[begin Source data]

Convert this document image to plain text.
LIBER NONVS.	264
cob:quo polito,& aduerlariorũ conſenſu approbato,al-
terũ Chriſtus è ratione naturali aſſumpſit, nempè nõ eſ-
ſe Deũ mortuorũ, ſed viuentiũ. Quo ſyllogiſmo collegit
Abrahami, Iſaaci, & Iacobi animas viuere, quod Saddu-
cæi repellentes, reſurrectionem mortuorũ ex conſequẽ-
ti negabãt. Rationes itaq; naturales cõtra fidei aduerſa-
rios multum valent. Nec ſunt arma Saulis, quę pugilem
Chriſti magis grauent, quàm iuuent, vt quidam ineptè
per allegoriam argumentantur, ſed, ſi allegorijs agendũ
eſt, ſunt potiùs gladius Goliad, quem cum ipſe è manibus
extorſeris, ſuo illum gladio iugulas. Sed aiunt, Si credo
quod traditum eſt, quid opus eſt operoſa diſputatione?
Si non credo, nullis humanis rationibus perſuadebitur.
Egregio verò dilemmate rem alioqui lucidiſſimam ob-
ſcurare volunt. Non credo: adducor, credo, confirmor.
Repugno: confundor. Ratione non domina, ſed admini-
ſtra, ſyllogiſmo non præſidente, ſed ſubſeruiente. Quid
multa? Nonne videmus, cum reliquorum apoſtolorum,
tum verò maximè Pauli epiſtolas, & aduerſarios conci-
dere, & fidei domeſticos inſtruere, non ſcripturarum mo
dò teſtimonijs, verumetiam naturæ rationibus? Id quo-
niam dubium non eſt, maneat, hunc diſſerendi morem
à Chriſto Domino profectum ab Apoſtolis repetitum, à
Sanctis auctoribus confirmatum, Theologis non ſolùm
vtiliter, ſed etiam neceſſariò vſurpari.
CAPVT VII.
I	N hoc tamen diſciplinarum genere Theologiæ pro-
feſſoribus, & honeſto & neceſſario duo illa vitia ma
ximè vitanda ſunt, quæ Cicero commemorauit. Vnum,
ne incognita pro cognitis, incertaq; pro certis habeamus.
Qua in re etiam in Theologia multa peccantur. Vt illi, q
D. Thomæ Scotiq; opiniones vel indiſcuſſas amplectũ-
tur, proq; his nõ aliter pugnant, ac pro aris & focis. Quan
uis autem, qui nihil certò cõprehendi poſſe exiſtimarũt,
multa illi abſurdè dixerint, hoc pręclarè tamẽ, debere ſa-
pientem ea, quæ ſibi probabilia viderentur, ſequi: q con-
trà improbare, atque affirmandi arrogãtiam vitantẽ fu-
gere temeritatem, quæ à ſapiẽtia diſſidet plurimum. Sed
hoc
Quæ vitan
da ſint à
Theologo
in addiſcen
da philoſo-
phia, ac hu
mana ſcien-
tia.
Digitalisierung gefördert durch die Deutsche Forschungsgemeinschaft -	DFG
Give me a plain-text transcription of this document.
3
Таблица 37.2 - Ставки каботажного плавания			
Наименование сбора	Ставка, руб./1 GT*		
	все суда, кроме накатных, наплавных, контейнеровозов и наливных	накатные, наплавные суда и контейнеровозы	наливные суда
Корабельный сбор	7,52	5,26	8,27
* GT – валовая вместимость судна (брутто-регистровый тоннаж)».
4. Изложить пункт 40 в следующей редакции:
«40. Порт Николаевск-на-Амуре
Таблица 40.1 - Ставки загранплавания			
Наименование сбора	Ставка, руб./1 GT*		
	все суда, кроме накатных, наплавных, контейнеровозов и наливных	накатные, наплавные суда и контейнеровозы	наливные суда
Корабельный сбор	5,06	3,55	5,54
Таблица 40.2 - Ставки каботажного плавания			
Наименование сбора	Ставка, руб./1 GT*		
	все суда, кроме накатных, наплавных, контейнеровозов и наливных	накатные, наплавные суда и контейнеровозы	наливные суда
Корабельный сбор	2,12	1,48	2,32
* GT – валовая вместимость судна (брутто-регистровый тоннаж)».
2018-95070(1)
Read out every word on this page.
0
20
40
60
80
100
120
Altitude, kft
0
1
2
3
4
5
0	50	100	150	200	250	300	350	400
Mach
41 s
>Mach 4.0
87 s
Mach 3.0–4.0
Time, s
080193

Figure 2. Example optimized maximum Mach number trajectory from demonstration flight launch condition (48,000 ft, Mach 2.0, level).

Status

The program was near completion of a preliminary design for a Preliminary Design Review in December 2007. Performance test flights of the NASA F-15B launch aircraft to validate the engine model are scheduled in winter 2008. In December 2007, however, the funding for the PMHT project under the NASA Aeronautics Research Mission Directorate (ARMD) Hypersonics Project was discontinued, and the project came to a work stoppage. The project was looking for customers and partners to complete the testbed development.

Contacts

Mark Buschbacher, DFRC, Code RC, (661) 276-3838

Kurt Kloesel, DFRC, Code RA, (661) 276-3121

[end Source data]

◆ Task goal:
Exactly as written, please output every entry.

◆ Answer to this exercise:
Convert this document image to plain text.
LIBER NONVS.	264
cob:quo polito,& aduerlariorũ conſenſu approbato,al-
terũ Chriſtus è ratione naturali aſſumpſit, nempè nõ eſ-
ſe Deũ mortuorũ, ſed viuentiũ. Quo ſyllogiſmo collegit
Abrahami, Iſaaci, & Iacobi animas viuere, quod Saddu-
cæi repellentes, reſurrectionem mortuorũ ex conſequẽ-
ti negabãt. Rationes itaq; naturales cõtra fidei aduerſa-
rios multum valent. Nec ſunt arma Saulis, quę pugilem
Chriſti magis grauent, quàm iuuent, vt quidam ineptè
per allegoriam argumentantur, ſed, ſi allegorijs agendũ
eſt, ſunt potiùs gladius Goliad, quem cum ipſe è manibus
extorſeris, ſuo illum gladio iugulas. Sed aiunt, Si credo
quod traditum eſt, quid opus eſt operoſa diſputatione?
Si non credo, nullis humanis rationibus perſuadebitur.
Egregio verò dilemmate rem alioqui lucidiſſimam ob-
ſcurare volunt. Non credo: adducor, credo, confirmor.
Repugno: confundor. Ratione non domina, ſed admini-
ſtra, ſyllogiſmo non præſidente, ſed ſubſeruiente. Quid
multa? Nonne videmus, cum reliquorum apoſtolorum,
tum verò maximè Pauli epiſtolas, & aduerſarios conci-
dere, & fidei domeſticos inſtruere, non ſcripturarum mo
dò teſtimonijs, verumetiam naturæ rationibus? Id quo-
niam dubium non eſt, maneat, hunc diſſerendi morem
à Chriſto Domino profectum ab Apoſtolis repetitum, à
Sanctis auctoribus confirmatum, Theologis non ſolùm
vtiliter, ſed etiam neceſſariò vſurpari.
CAPVT VII.
I	N hoc tamen diſciplinarum genere Theologiæ pro-
feſſoribus, & honeſto & neceſſario duo illa vitia ma
ximè vitanda ſunt, quæ Cicero commemorauit. Vnum,
ne incognita pro cognitis, incertaq; pro certis habeamus.
Qua in re etiam in Theologia multa peccantur. Vt illi, q
D. Thomæ Scotiq; opiniones vel indiſcuſſas amplectũ-
tur, proq; his nõ aliter pugnant, ac pro aris & focis. Quan
uis autem, qui nihil certò cõprehendi poſſe exiſtimarũt,
multa illi abſurdè dixerint, hoc pręclarè tamẽ, debere ſa-
pientem ea, quæ ſibi probabilia viderentur, ſequi: q con-
trà improbare, atque affirmandi arrogãtiam vitantẽ fu-
gere temeritatem, quæ à ſapiẽtia diſſidet plurimum. Sed
hoc
Quæ vitan
da ſint à
Theologo
in addiſcen
da philoſo-
phia, ac hu
mana ſcien-
tia.
Digitalisierung gefördert durch die Deutsche Forschungsgemeinschaft -	DFG
Give me a plain-text transcription of this document.
3
Таблица 37.2 - Ставки каботажного плавания			
Наименование сбора	Ставка, руб./1 GT*		
	все суда, кроме накатных, наплавных, контейнеровозов и наливных	накатные, наплавные суда и контейнеровозы	наливные суда
Корабельный сбор	7,52	5,26	8,27
* GT – валовая вместимость судна (брутто-регистровый тоннаж)».
4. Изложить пункт 40 в следующей редакции:
«40. Порт Николаевск-на-Амуре
Таблица 40.1 - Ставки загранплавания			
Наименование сбора	Ставка, руб./1 GT*		
	все суда, кроме накатных, наплавных, контейнеровозов и наливных	накатные, наплавные суда и контейнеровозы	наливные суда
Корабельный сбор	5,06	3,55	5,54
Таблица 40.2 - Ставки каботажного плавания			
Наименование сбора	Ставка, руб./1 GT*		
	все суда, кроме накатных, наплавных, контейнеровозов и наливных	накатные, наплавные суда и контейнеровозы	наливные суда
Корабельный сбор	2,12	1,48	2,32
* GT – валовая вместимость судна (брутто-регистровый тоннаж)».
2018-95070(1)
Read out every word on this page.
0
20
40
60
80
100
120
Altitude, kft
0
1
2
3
4
5
0	50	100	150	200	250	300	350	400
Mach
41 s
>Mach 4.0
87 s
Mach 3.0–4.0
Time, s
080193

Figure 2. Example optimized maximum Mach number trajectory from demonstration flight launch condition (48,000 ft, Mach 2.0, level).

Status

The program was near completion of a preliminary design for a Preliminary Design Review in December 2007. Performance test flights of the NASA F-15B launch aircraft to validate the engine model are scheduled in winter 2008. In December 2007, however, the funding for the PMHT project under the NASA Aeronautics Research Mission Directorate (ARMD) Hypersonics Project was discontinued, and the project came to a work stoppage. The project was looking for customers and partners to complete the testbed development.

Contacts

Mark Buschbacher, DFRC, Code RC, (661) 276-3838

Kurt Kloesel, DFRC, Code RA, (661) 276-3121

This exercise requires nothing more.